--- Your task ---
Change every "colorbar-tick-label" in the lines below to "scale-tick-label" and keep everything else the same. Leave the pictures out of your answer.
****************************************
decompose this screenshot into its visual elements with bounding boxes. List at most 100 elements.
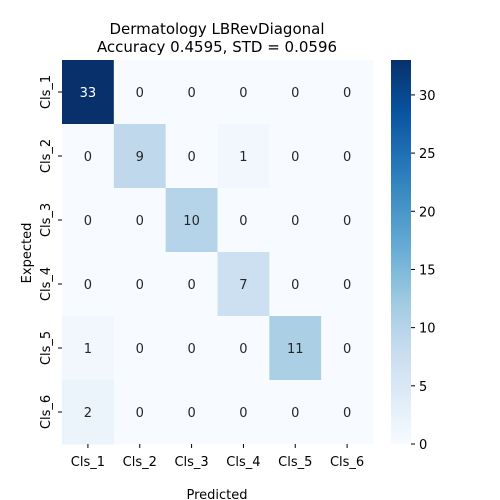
y-tick-label: Cls_3	[39, 203, 54, 237]
colorbar-tick-label: 5	[419, 380, 427, 395]
heatmap-cell	[113, 188, 167, 253]
cell-value-label: 0	[291, 214, 299, 229]
heatmap-cell	[269, 60, 322, 125]
heatmap-cell	[217, 380, 270, 445]
heatmap-cell	[217, 60, 270, 125]
cell-value-label: 1	[239, 150, 247, 165]
cell-value-label: 0	[343, 342, 351, 357]
y-tick-label: Cls_4	[39, 267, 54, 301]
cell-value-label: 7	[239, 278, 247, 293]
x-tick-labels: Cls_1 Cls_2 Cls_3 Cls_4 Cls_5 Cls_6	[71, 444, 364, 470]
heatmap-cells: 33 0 0 0 0 00 9 0 1 0 00 0 10 0 0 00 0 0 7 0 01 0 0 0 11 02 0 0 0 0 0	[62, 60, 374, 445]
cell-value-label: 0	[84, 278, 92, 293]
cell-value-label: 11	[287, 342, 304, 357]
cell-value-label: 0	[187, 278, 195, 293]
colorbar-tick-label: 0	[419, 438, 427, 453]
heatmap-cell	[321, 252, 374, 317]
cell-value-label: 0	[136, 342, 144, 357]
y-tick-label: Cls_6	[39, 395, 54, 429]
cell-value-label: 0	[239, 406, 247, 421]
heatmap-cell	[321, 380, 374, 445]
y-tick-labels: Cls_1 Cls_2 Cls_3 Cls_4 Cls_5 Cls_6	[39, 75, 62, 429]
heatmap-cell	[217, 188, 270, 253]
heatmap-cell	[62, 252, 115, 317]
cell-value-label: 0	[136, 406, 144, 421]
x-axis-label: Predicted	[186, 488, 247, 500]
chart-subtitle: Accuracy 0.4595, STD = 0.0596	[97, 38, 337, 56]
cell-value-label: 0	[187, 150, 195, 165]
colorbar	[391, 60, 411, 444]
cell-value-label: 0	[343, 406, 351, 421]
cell-value-label: 1	[84, 342, 92, 357]
cell-value-label: 9	[136, 150, 144, 165]
heatmap-cell	[165, 252, 218, 317]
y-tick-label: Cls_5	[39, 331, 54, 365]
x-tick-label: Cls_1	[71, 455, 105, 470]
cell-value-label: 0	[291, 86, 299, 101]
heatmap-cell	[62, 60, 115, 125]
cell-value-label: 0	[136, 214, 144, 229]
heatmap-cell	[165, 380, 218, 445]
heatmap-cell	[165, 188, 218, 253]
x-tick-label: Cls_3	[174, 455, 208, 470]
heatmap-cell	[62, 188, 115, 253]
heatmap-cell	[165, 60, 218, 125]
colorbar-tick-label: 25	[419, 147, 436, 162]
cell-value-label: 0	[84, 150, 92, 165]
heatmap-cell	[113, 60, 167, 125]
cell-value-label: 0	[239, 342, 247, 357]
x-tick-label: Cls_2	[123, 455, 157, 470]
cell-value-label: 0	[343, 278, 351, 293]
cell-value-label: 0	[187, 342, 195, 357]
cell-value-label: 0	[343, 150, 351, 165]
cell-value-label: 0	[343, 86, 351, 101]
cell-value-label: 0	[136, 86, 144, 101]
cell-value-label: 0	[239, 86, 247, 101]
heatmap-cell	[113, 124, 167, 189]
heatmap-cell	[62, 124, 115, 189]
cell-value-label: 0	[136, 278, 144, 293]
x-tick-label: Cls_6	[330, 455, 364, 470]
cell-value-label: 0	[187, 86, 195, 101]
heatmap-cell	[165, 124, 218, 189]
colorbar-tick-label: 30	[419, 89, 436, 104]
heatmap-cell	[113, 380, 167, 445]
cell-value-label: 0	[84, 214, 92, 229]
heatmap-cell	[217, 124, 270, 189]
heatmap-cell	[269, 252, 322, 317]
cell-value-label: 2	[84, 406, 92, 421]
heatmap-cell	[321, 316, 374, 381]
heatmap-cell	[269, 316, 322, 381]
heatmap-cell	[165, 316, 218, 381]
cell-value-label: 0	[343, 214, 351, 229]
cell-value-label: 33	[80, 86, 97, 101]
colorbar-ticks: 0 5 10 15 20 25 30	[411, 89, 436, 453]
cell-value-label: 0	[291, 278, 299, 293]
heatmap-cell	[321, 188, 374, 253]
heatmap-cell	[321, 124, 374, 189]
heatmap-cell	[62, 316, 115, 381]
cell-value-label: 0	[291, 150, 299, 165]
y-axis-label: Expected	[20, 223, 35, 284]
cell-value-label: 10	[183, 214, 200, 229]
colorbar-tick-label: 15	[419, 263, 436, 278]
heatmap-cell	[321, 60, 374, 125]
heatmap-cell	[269, 188, 322, 253]
y-tick-label: Cls_2	[39, 139, 54, 173]
x-tick-label: Cls_4	[226, 455, 260, 470]
chart-title: Dermatology LBRevDiagonal	[109, 20, 324, 38]
cell-value-label: 0	[239, 214, 247, 229]
x-tick-label: Cls_5	[278, 455, 312, 470]
heatmap-cell	[269, 380, 322, 445]
cell-value-label: 0	[187, 406, 195, 421]
y-tick-label: Cls_1	[39, 75, 54, 109]
heatmap-cell	[113, 316, 167, 381]
heatmap-cell	[217, 316, 270, 381]
colorbar-tick-label: 10	[419, 322, 436, 337]
heatmap-cell	[269, 124, 322, 189]
heatmap-cell	[113, 252, 167, 317]
heatmap-cell	[62, 380, 115, 445]
heatmap-cell	[217, 252, 270, 317]
colorbar-tick-label: 20	[419, 205, 436, 220]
****************************************
--- Output ---
decompose this screenshot into its visual elements with bounding boxes. List at most 100 elements.
y-tick-label: Cls_3	[39, 203, 54, 237]
scale-tick-label: 5	[419, 380, 427, 395]
heatmap-cell	[113, 188, 167, 253]
cell-value-label: 0	[291, 214, 299, 229]
heatmap-cell	[269, 60, 322, 125]
heatmap-cell	[217, 380, 270, 445]
heatmap-cell	[217, 60, 270, 125]
cell-value-label: 1	[239, 150, 247, 165]
cell-value-label: 0	[343, 342, 351, 357]
y-tick-label: Cls_4	[39, 267, 54, 301]
cell-value-label: 7	[239, 278, 247, 293]
x-tick-labels: Cls_1 Cls_2 Cls_3 Cls_4 Cls_5 Cls_6	[71, 444, 364, 470]
heatmap-cells: 33 0 0 0 0 00 9 0 1 0 00 0 10 0 0 00 0 0 7 0 01 0 0 0 11 02 0 0 0 0 0	[62, 60, 374, 445]
cell-value-label: 0	[84, 278, 92, 293]
cell-value-label: 11	[287, 342, 304, 357]
cell-value-label: 0	[187, 278, 195, 293]
scale-tick-label: 0	[419, 438, 427, 453]
heatmap-cell	[321, 252, 374, 317]
cell-value-label: 0	[136, 342, 144, 357]
y-tick-label: Cls_6	[39, 395, 54, 429]
cell-value-label: 0	[239, 406, 247, 421]
heatmap-cell	[321, 380, 374, 445]
y-tick-labels: Cls_1 Cls_2 Cls_3 Cls_4 Cls_5 Cls_6	[39, 75, 62, 429]
heatmap-cell	[217, 188, 270, 253]
heatmap-cell	[62, 252, 115, 317]
cell-value-label: 0	[136, 406, 144, 421]
x-axis-label: Predicted	[186, 488, 247, 500]
chart-subtitle: Accuracy 0.4595, STD = 0.0596	[97, 38, 337, 56]
cell-value-label: 0	[187, 150, 195, 165]
colorbar	[391, 60, 411, 444]
cell-value-label: 0	[343, 406, 351, 421]
cell-value-label: 1	[84, 342, 92, 357]
cell-value-label: 9	[136, 150, 144, 165]
heatmap-cell	[165, 252, 218, 317]
y-tick-label: Cls_5	[39, 331, 54, 365]
x-tick-label: Cls_1	[71, 455, 105, 470]
cell-value-label: 0	[291, 86, 299, 101]
heatmap-cell	[62, 60, 115, 125]
cell-value-label: 0	[136, 214, 144, 229]
heatmap-cell	[165, 380, 218, 445]
heatmap-cell	[165, 188, 218, 253]
x-tick-label: Cls_3	[174, 455, 208, 470]
heatmap-cell	[62, 188, 115, 253]
heatmap-cell	[165, 60, 218, 125]
scale-tick-label: 25	[419, 147, 436, 162]
cell-value-label: 0	[84, 150, 92, 165]
heatmap-cell	[113, 60, 167, 125]
cell-value-label: 0	[239, 342, 247, 357]
x-tick-label: Cls_2	[123, 455, 157, 470]
cell-value-label: 0	[343, 278, 351, 293]
cell-value-label: 0	[187, 342, 195, 357]
cell-value-label: 0	[343, 150, 351, 165]
cell-value-label: 0	[343, 86, 351, 101]
cell-value-label: 0	[136, 86, 144, 101]
cell-value-label: 0	[239, 86, 247, 101]
heatmap-cell	[113, 124, 167, 189]
heatmap-cell	[62, 124, 115, 189]
cell-value-label: 0	[136, 278, 144, 293]
x-tick-label: Cls_6	[330, 455, 364, 470]
cell-value-label: 0	[187, 86, 195, 101]
heatmap-cell	[165, 124, 218, 189]
scale-tick-label: 30	[419, 89, 436, 104]
heatmap-cell	[113, 380, 167, 445]
cell-value-label: 0	[84, 214, 92, 229]
heatmap-cell	[217, 124, 270, 189]
heatmap-cell	[269, 252, 322, 317]
cell-value-label: 2	[84, 406, 92, 421]
heatmap-cell	[321, 316, 374, 381]
heatmap-cell	[269, 316, 322, 381]
heatmap-cell	[165, 316, 218, 381]
cell-value-label: 0	[343, 214, 351, 229]
cell-value-label: 33	[80, 86, 97, 101]
colorbar-ticks: 0 5 10 15 20 25 30	[411, 89, 436, 453]
cell-value-label: 0	[291, 278, 299, 293]
heatmap-cell	[321, 188, 374, 253]
heatmap-cell	[321, 124, 374, 189]
heatmap-cell	[62, 316, 115, 381]
cell-value-label: 0	[291, 150, 299, 165]
y-axis-label: Expected	[20, 223, 35, 284]
cell-value-label: 10	[183, 214, 200, 229]
scale-tick-label: 15	[419, 263, 436, 278]
heatmap-cell	[321, 60, 374, 125]
heatmap-cell	[269, 188, 322, 253]
y-tick-label: Cls_2	[39, 139, 54, 173]
x-tick-label: Cls_4	[226, 455, 260, 470]
chart-title: Dermatology LBRevDiagonal	[109, 20, 324, 38]
cell-value-label: 0	[239, 214, 247, 229]
x-tick-label: Cls_5	[278, 455, 312, 470]
heatmap-cell	[269, 380, 322, 445]
cell-value-label: 0	[187, 406, 195, 421]
y-tick-label: Cls_1	[39, 75, 54, 109]
heatmap-cell	[113, 316, 167, 381]
heatmap-cell	[217, 316, 270, 381]
scale-tick-label: 10	[419, 322, 436, 337]
heatmap-cell	[269, 124, 322, 189]
heatmap-cell	[113, 252, 167, 317]
heatmap-cell	[62, 380, 115, 445]
heatmap-cell	[217, 252, 270, 317]
scale-tick-label: 20	[419, 205, 436, 220]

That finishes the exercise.